--- Task ---
Repeat the whole listing below, word for word.

-- Start Material to process --

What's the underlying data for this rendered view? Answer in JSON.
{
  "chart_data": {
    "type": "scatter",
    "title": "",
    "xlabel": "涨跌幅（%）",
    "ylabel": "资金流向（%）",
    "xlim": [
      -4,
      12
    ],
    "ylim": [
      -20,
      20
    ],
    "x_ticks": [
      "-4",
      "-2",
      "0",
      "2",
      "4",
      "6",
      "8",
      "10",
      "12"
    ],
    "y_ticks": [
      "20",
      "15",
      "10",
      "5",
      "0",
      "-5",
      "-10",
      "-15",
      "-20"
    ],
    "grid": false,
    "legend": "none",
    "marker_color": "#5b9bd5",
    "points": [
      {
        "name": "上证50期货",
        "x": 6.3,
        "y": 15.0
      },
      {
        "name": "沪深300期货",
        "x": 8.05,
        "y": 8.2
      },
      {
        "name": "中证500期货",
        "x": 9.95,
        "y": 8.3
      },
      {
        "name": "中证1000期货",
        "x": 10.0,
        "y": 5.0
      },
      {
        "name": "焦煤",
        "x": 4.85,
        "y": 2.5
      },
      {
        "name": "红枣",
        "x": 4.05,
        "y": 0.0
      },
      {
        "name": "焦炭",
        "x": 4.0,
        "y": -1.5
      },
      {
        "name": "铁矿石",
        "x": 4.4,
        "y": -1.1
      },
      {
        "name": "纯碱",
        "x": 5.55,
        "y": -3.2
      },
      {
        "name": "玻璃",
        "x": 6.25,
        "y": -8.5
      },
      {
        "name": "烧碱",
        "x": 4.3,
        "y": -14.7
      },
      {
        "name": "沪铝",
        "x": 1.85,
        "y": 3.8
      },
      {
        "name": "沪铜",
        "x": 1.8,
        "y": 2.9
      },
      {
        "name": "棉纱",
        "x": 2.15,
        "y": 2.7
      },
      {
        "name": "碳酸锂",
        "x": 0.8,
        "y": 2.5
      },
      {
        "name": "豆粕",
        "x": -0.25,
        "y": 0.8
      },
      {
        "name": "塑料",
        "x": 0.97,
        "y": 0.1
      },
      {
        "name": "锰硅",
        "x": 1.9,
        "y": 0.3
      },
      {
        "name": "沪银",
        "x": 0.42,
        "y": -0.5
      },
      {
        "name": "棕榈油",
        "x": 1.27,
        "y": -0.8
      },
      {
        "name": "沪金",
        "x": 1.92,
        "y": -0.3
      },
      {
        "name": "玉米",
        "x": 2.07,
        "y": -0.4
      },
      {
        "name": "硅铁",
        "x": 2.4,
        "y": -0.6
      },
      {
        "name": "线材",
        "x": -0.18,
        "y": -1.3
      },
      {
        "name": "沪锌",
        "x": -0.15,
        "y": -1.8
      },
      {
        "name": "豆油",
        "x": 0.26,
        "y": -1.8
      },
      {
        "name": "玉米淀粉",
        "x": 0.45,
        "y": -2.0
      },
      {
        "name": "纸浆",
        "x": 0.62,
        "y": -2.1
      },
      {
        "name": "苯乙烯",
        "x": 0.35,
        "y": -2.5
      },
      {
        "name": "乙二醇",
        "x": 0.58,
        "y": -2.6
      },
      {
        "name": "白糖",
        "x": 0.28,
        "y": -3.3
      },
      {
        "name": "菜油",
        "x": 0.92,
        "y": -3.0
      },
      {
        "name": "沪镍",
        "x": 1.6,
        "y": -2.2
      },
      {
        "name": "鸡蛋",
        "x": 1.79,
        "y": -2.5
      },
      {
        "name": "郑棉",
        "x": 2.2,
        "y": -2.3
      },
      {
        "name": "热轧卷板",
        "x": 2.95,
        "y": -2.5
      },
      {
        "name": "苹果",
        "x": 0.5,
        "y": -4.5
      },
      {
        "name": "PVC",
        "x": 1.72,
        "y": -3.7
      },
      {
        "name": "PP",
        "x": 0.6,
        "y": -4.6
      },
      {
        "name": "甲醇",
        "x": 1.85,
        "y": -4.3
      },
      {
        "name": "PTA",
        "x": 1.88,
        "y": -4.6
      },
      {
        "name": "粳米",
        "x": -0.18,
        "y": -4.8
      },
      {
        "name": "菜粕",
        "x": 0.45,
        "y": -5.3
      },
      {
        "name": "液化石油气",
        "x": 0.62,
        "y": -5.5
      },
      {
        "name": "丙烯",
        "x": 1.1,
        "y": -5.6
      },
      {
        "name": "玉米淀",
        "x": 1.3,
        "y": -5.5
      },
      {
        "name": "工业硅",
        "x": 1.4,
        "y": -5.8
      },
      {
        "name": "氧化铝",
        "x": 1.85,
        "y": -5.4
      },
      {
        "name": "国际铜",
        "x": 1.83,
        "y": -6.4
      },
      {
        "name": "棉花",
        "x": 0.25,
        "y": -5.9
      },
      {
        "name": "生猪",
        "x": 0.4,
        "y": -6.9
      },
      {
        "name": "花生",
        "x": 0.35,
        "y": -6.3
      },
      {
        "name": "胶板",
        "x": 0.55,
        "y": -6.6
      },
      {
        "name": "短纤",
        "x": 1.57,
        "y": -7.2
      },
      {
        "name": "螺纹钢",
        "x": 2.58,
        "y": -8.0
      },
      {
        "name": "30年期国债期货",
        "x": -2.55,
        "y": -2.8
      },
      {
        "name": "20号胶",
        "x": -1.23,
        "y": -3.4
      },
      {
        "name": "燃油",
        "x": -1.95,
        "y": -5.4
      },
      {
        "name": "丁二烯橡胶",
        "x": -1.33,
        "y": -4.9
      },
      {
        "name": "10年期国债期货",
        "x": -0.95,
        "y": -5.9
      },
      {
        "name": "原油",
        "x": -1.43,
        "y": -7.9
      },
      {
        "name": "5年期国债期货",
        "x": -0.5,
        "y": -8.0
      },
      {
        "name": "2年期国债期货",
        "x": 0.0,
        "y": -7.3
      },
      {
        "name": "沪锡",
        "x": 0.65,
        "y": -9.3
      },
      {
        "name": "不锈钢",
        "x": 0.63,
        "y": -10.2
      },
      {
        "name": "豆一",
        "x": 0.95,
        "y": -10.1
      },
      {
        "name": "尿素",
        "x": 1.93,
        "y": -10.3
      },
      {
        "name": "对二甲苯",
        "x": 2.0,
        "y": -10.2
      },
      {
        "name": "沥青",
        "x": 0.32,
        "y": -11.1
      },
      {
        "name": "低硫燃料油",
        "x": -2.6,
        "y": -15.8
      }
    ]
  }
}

-- End Material to process --

--- Full response ---
What's the underlying data for this rendered view? Answer in JSON.
{
  "chart_data": {
    "type": "scatter",
    "title": "",
    "xlabel": "涨跌幅（%）",
    "ylabel": "资金流向（%）",
    "xlim": [
      -4,
      12
    ],
    "ylim": [
      -20,
      20
    ],
    "x_ticks": [
      "-4",
      "-2",
      "0",
      "2",
      "4",
      "6",
      "8",
      "10",
      "12"
    ],
    "y_ticks": [
      "20",
      "15",
      "10",
      "5",
      "0",
      "-5",
      "-10",
      "-15",
      "-20"
    ],
    "grid": false,
    "legend": "none",
    "marker_color": "#5b9bd5",
    "points": [
      {
        "name": "上证50期货",
        "x": 6.3,
        "y": 15.0
      },
      {
        "name": "沪深300期货",
        "x": 8.05,
        "y": 8.2
      },
      {
        "name": "中证500期货",
        "x": 9.95,
        "y": 8.3
      },
      {
        "name": "中证1000期货",
        "x": 10.0,
        "y": 5.0
      },
      {
        "name": "焦煤",
        "x": 4.85,
        "y": 2.5
      },
      {
        "name": "红枣",
        "x": 4.05,
        "y": 0.0
      },
      {
        "name": "焦炭",
        "x": 4.0,
        "y": -1.5
      },
      {
        "name": "铁矿石",
        "x": 4.4,
        "y": -1.1
      },
      {
        "name": "纯碱",
        "x": 5.55,
        "y": -3.2
      },
      {
        "name": "玻璃",
        "x": 6.25,
        "y": -8.5
      },
      {
        "name": "烧碱",
        "x": 4.3,
        "y": -14.7
      },
      {
        "name": "沪铝",
        "x": 1.85,
        "y": 3.8
      },
      {
        "name": "沪铜",
        "x": 1.8,
        "y": 2.9
      },
      {
        "name": "棉纱",
        "x": 2.15,
        "y": 2.7
      },
      {
        "name": "碳酸锂",
        "x": 0.8,
        "y": 2.5
      },
      {
        "name": "豆粕",
        "x": -0.25,
        "y": 0.8
      },
      {
        "name": "塑料",
        "x": 0.97,
        "y": 0.1
      },
      {
        "name": "锰硅",
        "x": 1.9,
        "y": 0.3
      },
      {
        "name": "沪银",
        "x": 0.42,
        "y": -0.5
      },
      {
        "name": "棕榈油",
        "x": 1.27,
        "y": -0.8
      },
      {
        "name": "沪金",
        "x": 1.92,
        "y": -0.3
      },
      {
        "name": "玉米",
        "x": 2.07,
        "y": -0.4
      },
      {
        "name": "硅铁",
        "x": 2.4,
        "y": -0.6
      },
      {
        "name": "线材",
        "x": -0.18,
        "y": -1.3
      },
      {
        "name": "沪锌",
        "x": -0.15,
        "y": -1.8
      },
      {
        "name": "豆油",
        "x": 0.26,
        "y": -1.8
      },
      {
        "name": "玉米淀粉",
        "x": 0.45,
        "y": -2.0
      },
      {
        "name": "纸浆",
        "x": 0.62,
        "y": -2.1
      },
      {
        "name": "苯乙烯",
        "x": 0.35,
        "y": -2.5
      },
      {
        "name": "乙二醇",
        "x": 0.58,
        "y": -2.6
      },
      {
        "name": "白糖",
        "x": 0.28,
        "y": -3.3
      },
      {
        "name": "菜油",
        "x": 0.92,
        "y": -3.0
      },
      {
        "name": "沪镍",
        "x": 1.6,
        "y": -2.2
      },
      {
        "name": "鸡蛋",
        "x": 1.79,
        "y": -2.5
      },
      {
        "name": "郑棉",
        "x": 2.2,
        "y": -2.3
      },
      {
        "name": "热轧卷板",
        "x": 2.95,
        "y": -2.5
      },
      {
        "name": "苹果",
        "x": 0.5,
        "y": -4.5
      },
      {
        "name": "PVC",
        "x": 1.72,
        "y": -3.7
      },
      {
        "name": "PP",
        "x": 0.6,
        "y": -4.6
      },
      {
        "name": "甲醇",
        "x": 1.85,
        "y": -4.3
      },
      {
        "name": "PTA",
        "x": 1.88,
        "y": -4.6
      },
      {
        "name": "粳米",
        "x": -0.18,
        "y": -4.8
      },
      {
        "name": "菜粕",
        "x": 0.45,
        "y": -5.3
      },
      {
        "name": "液化石油气",
        "x": 0.62,
        "y": -5.5
      },
      {
        "name": "丙烯",
        "x": 1.1,
        "y": -5.6
      },
      {
        "name": "玉米淀",
        "x": 1.3,
        "y": -5.5
      },
      {
        "name": "工业硅",
        "x": 1.4,
        "y": -5.8
      },
      {
        "name": "氧化铝",
        "x": 1.85,
        "y": -5.4
      },
      {
        "name": "国际铜",
        "x": 1.83,
        "y": -6.4
      },
      {
        "name": "棉花",
        "x": 0.25,
        "y": -5.9
      },
      {
        "name": "生猪",
        "x": 0.4,
        "y": -6.9
      },
      {
        "name": "花生",
        "x": 0.35,
        "y": -6.3
      },
      {
        "name": "胶板",
        "x": 0.55,
        "y": -6.6
      },
      {
        "name": "短纤",
        "x": 1.57,
        "y": -7.2
      },
      {
        "name": "螺纹钢",
        "x": 2.58,
        "y": -8.0
      },
      {
        "name": "30年期国债期货",
        "x": -2.55,
        "y": -2.8
      },
      {
        "name": "20号胶",
        "x": -1.23,
        "y": -3.4
      },
      {
        "name": "燃油",
        "x": -1.95,
        "y": -5.4
      },
      {
        "name": "丁二烯橡胶",
        "x": -1.33,
        "y": -4.9
      },
      {
        "name": "10年期国债期货",
        "x": -0.95,
        "y": -5.9
      },
      {
        "name": "原油",
        "x": -1.43,
        "y": -7.9
      },
      {
        "name": "5年期国债期货",
        "x": -0.5,
        "y": -8.0
      },
      {
        "name": "2年期国债期货",
        "x": 0.0,
        "y": -7.3
      },
      {
        "name": "沪锡",
        "x": 0.65,
        "y": -9.3
      },
      {
        "name": "不锈钢",
        "x": 0.63,
        "y": -10.2
      },
      {
        "name": "豆一",
        "x": 0.95,
        "y": -10.1
      },
      {
        "name": "尿素",
        "x": 1.93,
        "y": -10.3
      },
      {
        "name": "对二甲苯",
        "x": 2.0,
        "y": -10.2
      },
      {
        "name": "沥青",
        "x": 0.32,
        "y": -11.1
      },
      {
        "name": "低硫燃料油",
        "x": -2.6,
        "y": -15.8
      }
    ]
  }
}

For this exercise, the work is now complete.